Exercise material
-*-*-
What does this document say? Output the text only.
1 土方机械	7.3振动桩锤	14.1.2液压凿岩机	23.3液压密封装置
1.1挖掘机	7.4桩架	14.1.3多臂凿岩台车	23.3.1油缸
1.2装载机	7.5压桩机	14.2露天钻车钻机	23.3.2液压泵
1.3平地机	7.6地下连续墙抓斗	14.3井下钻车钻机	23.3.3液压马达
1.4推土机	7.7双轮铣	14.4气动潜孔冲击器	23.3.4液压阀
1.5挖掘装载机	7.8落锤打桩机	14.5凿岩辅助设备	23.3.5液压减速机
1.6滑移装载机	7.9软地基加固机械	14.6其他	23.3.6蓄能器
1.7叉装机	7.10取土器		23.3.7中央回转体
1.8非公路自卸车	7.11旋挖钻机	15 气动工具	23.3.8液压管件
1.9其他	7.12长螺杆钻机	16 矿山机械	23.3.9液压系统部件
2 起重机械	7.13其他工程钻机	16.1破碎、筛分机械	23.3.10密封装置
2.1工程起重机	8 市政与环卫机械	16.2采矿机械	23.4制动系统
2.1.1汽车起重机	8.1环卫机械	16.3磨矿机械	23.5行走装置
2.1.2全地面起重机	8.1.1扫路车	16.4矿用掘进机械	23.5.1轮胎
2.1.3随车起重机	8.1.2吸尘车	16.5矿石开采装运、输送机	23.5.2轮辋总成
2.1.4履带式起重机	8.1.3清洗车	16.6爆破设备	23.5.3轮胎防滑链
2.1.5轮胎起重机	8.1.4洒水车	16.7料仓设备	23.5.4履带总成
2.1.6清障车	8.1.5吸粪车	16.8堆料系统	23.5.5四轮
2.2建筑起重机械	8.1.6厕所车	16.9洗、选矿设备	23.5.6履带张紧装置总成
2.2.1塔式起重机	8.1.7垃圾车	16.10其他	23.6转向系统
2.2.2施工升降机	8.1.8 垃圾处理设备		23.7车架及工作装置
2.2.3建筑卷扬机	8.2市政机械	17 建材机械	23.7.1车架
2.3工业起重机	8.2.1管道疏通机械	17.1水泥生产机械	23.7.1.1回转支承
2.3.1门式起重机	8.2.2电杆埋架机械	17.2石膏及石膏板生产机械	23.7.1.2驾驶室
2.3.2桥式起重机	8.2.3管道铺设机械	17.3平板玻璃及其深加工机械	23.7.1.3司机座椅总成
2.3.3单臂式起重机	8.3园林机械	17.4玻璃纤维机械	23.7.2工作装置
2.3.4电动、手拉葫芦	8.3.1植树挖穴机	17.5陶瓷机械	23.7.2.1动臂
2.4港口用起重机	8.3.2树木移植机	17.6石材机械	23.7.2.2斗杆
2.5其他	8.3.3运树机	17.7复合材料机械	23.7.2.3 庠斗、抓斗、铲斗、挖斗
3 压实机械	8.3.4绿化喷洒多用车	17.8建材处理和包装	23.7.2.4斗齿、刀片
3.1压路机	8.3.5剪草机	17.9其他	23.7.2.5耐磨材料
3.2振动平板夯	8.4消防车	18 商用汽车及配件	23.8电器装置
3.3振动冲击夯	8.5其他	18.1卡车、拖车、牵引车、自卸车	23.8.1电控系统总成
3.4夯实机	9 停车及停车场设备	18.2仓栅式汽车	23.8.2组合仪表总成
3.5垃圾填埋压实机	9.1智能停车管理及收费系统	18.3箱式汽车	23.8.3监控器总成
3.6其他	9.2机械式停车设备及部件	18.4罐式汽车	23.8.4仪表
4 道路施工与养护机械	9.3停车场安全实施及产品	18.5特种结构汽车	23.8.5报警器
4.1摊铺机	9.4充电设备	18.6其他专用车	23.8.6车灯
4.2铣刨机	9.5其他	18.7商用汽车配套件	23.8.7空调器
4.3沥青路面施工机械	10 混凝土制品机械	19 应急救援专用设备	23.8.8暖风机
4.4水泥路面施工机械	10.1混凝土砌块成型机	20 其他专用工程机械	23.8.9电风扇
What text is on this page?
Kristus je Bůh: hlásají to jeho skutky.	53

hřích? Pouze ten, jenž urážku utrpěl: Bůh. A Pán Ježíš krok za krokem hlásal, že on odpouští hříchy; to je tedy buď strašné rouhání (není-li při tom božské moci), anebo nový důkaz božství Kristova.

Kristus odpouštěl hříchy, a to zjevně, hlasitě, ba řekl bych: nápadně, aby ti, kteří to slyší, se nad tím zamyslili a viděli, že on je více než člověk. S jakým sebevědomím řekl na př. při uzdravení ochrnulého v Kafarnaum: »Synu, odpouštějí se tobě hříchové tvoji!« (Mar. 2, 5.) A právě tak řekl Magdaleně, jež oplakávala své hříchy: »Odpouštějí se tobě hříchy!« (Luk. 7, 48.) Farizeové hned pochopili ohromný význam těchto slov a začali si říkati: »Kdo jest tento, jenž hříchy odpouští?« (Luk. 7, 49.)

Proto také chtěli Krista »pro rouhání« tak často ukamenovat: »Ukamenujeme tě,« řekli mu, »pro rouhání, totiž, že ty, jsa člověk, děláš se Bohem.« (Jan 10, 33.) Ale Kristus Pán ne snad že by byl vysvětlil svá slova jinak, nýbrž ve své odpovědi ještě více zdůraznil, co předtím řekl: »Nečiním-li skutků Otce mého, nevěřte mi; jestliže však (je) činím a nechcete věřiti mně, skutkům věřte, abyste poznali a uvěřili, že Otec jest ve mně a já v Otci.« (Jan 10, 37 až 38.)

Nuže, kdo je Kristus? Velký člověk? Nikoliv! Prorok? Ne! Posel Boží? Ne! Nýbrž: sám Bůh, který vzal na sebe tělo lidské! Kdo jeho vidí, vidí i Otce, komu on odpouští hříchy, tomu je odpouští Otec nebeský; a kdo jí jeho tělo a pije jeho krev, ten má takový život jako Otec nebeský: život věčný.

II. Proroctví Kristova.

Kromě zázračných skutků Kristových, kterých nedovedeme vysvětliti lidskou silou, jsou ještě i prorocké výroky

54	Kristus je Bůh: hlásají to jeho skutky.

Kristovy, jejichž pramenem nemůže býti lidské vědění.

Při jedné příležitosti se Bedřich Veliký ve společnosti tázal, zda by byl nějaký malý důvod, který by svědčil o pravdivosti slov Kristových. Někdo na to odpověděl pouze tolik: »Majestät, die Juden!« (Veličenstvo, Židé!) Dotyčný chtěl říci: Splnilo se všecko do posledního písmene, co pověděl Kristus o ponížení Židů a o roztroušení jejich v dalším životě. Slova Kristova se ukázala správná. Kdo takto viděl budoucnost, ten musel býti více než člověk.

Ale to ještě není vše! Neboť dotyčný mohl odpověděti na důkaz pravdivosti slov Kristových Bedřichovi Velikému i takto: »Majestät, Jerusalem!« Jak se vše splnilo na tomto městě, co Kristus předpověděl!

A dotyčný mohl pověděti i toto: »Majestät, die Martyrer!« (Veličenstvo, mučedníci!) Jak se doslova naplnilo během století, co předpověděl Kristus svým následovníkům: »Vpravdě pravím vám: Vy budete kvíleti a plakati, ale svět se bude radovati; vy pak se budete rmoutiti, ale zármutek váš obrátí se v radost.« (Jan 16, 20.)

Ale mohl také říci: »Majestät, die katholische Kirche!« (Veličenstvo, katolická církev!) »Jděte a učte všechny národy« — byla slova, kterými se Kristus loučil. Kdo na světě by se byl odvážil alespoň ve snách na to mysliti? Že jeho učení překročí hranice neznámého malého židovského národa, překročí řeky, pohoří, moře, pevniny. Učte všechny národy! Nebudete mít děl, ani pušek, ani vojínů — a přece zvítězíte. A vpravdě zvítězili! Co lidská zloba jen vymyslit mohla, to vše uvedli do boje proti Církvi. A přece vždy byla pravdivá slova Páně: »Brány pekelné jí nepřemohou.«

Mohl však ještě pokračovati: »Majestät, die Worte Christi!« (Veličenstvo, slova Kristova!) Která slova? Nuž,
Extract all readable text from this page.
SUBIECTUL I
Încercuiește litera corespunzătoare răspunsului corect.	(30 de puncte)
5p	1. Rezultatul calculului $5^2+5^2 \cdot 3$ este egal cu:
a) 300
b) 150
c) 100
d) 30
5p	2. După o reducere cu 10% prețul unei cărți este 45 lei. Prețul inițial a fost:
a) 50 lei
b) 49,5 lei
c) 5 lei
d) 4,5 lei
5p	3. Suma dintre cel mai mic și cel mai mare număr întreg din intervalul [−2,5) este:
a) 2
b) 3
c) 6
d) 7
-*-*-
Given instruction
Each line of the material above either contains the word "hlásají" or does not; state how many do, and nothing else.

In response
2